#### MATERIAL FOR THIS TASK

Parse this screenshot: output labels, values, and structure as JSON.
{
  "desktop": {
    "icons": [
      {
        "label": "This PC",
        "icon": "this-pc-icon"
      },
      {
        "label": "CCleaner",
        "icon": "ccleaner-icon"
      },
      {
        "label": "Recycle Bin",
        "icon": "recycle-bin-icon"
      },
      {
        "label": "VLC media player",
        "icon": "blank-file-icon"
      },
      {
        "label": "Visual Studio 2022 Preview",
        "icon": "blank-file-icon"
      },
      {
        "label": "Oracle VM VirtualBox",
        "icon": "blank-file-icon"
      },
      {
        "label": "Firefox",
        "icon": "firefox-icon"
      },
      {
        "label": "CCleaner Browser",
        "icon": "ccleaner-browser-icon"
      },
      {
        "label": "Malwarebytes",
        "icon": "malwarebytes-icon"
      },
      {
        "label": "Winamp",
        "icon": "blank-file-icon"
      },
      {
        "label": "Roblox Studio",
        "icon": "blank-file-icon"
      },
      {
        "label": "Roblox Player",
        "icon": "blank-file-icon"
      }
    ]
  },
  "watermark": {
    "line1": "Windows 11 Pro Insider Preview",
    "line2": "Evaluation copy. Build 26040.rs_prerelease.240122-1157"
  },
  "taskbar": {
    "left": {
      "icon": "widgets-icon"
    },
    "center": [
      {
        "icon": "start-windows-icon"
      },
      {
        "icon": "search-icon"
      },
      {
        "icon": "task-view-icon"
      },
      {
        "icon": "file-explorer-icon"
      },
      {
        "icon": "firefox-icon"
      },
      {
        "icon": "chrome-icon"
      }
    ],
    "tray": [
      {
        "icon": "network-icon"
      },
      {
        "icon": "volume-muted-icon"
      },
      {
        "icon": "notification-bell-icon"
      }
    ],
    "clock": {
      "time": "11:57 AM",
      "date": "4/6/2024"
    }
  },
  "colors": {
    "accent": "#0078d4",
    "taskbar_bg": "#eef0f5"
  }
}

########
#### MATERIAL FOR THIS TASK

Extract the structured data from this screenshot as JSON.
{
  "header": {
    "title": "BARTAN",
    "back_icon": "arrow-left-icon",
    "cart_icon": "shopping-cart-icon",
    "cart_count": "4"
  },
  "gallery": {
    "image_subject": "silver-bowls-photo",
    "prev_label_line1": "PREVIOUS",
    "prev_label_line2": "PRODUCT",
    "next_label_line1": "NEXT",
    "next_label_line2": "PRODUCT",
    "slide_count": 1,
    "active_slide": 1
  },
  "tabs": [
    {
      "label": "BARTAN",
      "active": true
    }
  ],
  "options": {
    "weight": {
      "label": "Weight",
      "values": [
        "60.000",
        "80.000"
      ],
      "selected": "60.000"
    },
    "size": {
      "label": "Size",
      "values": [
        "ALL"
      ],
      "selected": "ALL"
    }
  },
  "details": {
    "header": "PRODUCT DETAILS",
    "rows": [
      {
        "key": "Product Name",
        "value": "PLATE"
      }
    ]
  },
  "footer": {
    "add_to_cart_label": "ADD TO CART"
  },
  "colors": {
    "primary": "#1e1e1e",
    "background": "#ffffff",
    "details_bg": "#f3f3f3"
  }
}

########

**STATED GOAL**
Look over the listing above. Pick out and copy every line that includes "Preview".

**RESULT OF THIS EXERCISE**
        "label": "Visual Studio 2022 Preview",
    "line1": "Windows 11 Pro Insider Preview",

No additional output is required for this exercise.